> Data:
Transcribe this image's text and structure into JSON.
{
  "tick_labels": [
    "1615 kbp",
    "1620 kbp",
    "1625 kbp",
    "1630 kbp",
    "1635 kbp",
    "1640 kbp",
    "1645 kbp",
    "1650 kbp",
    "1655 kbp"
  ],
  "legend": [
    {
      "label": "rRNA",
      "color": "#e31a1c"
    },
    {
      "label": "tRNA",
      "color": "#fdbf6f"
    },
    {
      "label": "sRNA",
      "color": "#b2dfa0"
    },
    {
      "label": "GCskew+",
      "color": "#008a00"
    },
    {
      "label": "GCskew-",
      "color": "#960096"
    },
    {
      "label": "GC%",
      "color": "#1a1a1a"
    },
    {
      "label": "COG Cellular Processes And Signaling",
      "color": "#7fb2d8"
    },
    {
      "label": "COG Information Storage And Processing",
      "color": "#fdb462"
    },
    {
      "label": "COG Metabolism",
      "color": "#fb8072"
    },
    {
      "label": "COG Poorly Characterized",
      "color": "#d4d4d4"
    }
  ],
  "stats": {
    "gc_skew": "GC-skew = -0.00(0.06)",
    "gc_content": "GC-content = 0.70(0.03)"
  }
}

> What to do: Select the lines in this material that hold the word "color", leaving none out.

> Response below:
      "color": "#e31a1c"
      "color": "#fdbf6f"
      "color": "#b2dfa0"
      "color": "#008a00"
      "color": "#960096"
      "color": "#1a1a1a"
      "color": "#7fb2d8"
      "color": "#fdb462"
      "color": "#fb8072"
      "color": "#d4d4d4"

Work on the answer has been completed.